### Aim of the task
Repeat the data verbatim.

________________________________________

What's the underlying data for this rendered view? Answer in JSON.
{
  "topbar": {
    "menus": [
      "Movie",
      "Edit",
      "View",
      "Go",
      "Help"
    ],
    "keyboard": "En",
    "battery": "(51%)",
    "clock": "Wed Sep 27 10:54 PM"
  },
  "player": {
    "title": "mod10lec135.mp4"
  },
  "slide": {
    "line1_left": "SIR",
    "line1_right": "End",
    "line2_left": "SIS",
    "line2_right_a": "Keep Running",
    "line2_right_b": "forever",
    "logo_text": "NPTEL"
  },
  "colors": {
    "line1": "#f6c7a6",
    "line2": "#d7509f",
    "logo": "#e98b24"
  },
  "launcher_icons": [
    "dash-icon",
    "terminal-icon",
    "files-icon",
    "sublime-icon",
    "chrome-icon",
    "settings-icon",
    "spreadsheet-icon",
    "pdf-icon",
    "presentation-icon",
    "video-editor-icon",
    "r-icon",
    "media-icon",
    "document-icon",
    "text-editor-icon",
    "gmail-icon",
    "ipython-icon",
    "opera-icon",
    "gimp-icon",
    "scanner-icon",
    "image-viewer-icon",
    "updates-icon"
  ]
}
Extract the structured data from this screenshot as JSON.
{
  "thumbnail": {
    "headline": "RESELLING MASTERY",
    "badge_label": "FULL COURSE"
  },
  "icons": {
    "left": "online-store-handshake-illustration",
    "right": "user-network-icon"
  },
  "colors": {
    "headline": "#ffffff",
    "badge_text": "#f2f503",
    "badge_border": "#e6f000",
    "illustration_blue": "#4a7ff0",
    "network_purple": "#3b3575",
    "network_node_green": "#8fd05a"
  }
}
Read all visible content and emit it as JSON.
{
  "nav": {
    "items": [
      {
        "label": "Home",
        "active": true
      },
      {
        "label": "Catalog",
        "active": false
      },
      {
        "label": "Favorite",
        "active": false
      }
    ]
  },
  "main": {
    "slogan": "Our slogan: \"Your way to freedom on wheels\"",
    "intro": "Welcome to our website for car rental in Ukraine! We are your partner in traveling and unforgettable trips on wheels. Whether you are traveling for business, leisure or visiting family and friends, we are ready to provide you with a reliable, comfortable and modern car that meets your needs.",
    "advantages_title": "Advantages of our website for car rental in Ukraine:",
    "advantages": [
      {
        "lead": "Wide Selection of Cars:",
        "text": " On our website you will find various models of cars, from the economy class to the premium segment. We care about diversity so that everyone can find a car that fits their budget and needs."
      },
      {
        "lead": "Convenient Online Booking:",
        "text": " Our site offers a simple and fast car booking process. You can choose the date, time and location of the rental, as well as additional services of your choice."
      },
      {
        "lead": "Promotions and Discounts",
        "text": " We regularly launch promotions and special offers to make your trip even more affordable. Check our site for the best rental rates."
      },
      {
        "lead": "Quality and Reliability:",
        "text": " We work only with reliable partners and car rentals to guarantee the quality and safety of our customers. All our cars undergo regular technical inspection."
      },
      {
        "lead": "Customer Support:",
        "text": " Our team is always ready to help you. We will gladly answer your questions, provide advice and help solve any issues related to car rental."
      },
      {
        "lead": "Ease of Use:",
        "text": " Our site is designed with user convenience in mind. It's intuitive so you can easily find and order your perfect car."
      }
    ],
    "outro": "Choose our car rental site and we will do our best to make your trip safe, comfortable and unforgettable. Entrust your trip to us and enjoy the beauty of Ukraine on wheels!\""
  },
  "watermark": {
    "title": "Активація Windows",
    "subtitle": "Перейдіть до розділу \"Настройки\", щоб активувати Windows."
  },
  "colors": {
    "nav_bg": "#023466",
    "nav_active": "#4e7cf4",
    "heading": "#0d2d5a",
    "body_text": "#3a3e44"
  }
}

________________________________________

### Complete output
What's the underlying data for this rendered view? Answer in JSON.
{
  "topbar": {
    "menus": [
      "Movie",
      "Edit",
      "View",
      "Go",
      "Help"
    ],
    "keyboard": "En",
    "battery": "(51%)",
    "clock": "Wed Sep 27 10:54 PM"
  },
  "player": {
    "title": "mod10lec135.mp4"
  },
  "slide": {
    "line1_left": "SIR",
    "line1_right": "End",
    "line2_left": "SIS",
    "line2_right_a": "Keep Running",
    "line2_right_b": "forever",
    "logo_text": "NPTEL"
  },
  "colors": {
    "line1": "#f6c7a6",
    "line2": "#d7509f",
    "logo": "#e98b24"
  },
  "launcher_icons": [
    "dash-icon",
    "terminal-icon",
    "files-icon",
    "sublime-icon",
    "chrome-icon",
    "settings-icon",
    "spreadsheet-icon",
    "pdf-icon",
    "presentation-icon",
    "video-editor-icon",
    "r-icon",
    "media-icon",
    "document-icon",
    "text-editor-icon",
    "gmail-icon",
    "ipython-icon",
    "opera-icon",
    "gimp-icon",
    "scanner-icon",
    "image-viewer-icon",
    "updates-icon"
  ]
}
Extract the structured data from this screenshot as JSON.
{
  "thumbnail": {
    "headline": "RESELLING MASTERY",
    "badge_label": "FULL COURSE"
  },
  "icons": {
    "left": "online-store-handshake-illustration",
    "right": "user-network-icon"
  },
  "colors": {
    "headline": "#ffffff",
    "badge_text": "#f2f503",
    "badge_border": "#e6f000",
    "illustration_blue": "#4a7ff0",
    "network_purple": "#3b3575",
    "network_node_green": "#8fd05a"
  }
}
Read all visible content and emit it as JSON.
{
  "nav": {
    "items": [
      {
        "label": "Home",
        "active": true
      },
      {
        "label": "Catalog",
        "active": false
      },
      {
        "label": "Favorite",
        "active": false
      }
    ]
  },
  "main": {
    "slogan": "Our slogan: \"Your way to freedom on wheels\"",
    "intro": "Welcome to our website for car rental in Ukraine! We are your partner in traveling and unforgettable trips on wheels. Whether you are traveling for business, leisure or visiting family and friends, we are ready to provide you with a reliable, comfortable and modern car that meets your needs.",
    "advantages_title": "Advantages of our website for car rental in Ukraine:",
    "advantages": [
      {
        "lead": "Wide Selection of Cars:",
        "text": " On our website you will find various models of cars, from the economy class to the premium segment. We care about diversity so that everyone can find a car that fits their budget and needs."
      },
      {
        "lead": "Convenient Online Booking:",
        "text": " Our site offers a simple and fast car booking process. You can choose the date, time and location of the rental, as well as additional services of your choice."
      },
      {
        "lead": "Promotions and Discounts",
        "text": " We regularly launch promotions and special offers to make your trip even more affordable. Check our site for the best rental rates."
      },
      {
        "lead": "Quality and Reliability:",
        "text": " We work only with reliable partners and car rentals to guarantee the quality and safety of our customers. All our cars undergo regular technical inspection."
      },
      {
        "lead": "Customer Support:",
        "text": " Our team is always ready to help you. We will gladly answer your questions, provide advice and help solve any issues related to car rental."
      },
      {
        "lead": "Ease of Use:",
        "text": " Our site is designed with user convenience in mind. It's intuitive so you can easily find and order your perfect car."
      }
    ],
    "outro": "Choose our car rental site and we will do our best to make your trip safe, comfortable and unforgettable. Entrust your trip to us and enjoy the beauty of Ukraine on wheels!\""
  },
  "watermark": {
    "title": "Активація Windows",
    "subtitle": "Перейдіть до розділу \"Настройки\", щоб активувати Windows."
  },
  "colors": {
    "nav_bg": "#023466",
    "nav_active": "#4e7cf4",
    "heading": "#0d2d5a",
    "body_text": "#3a3e44"
  }
}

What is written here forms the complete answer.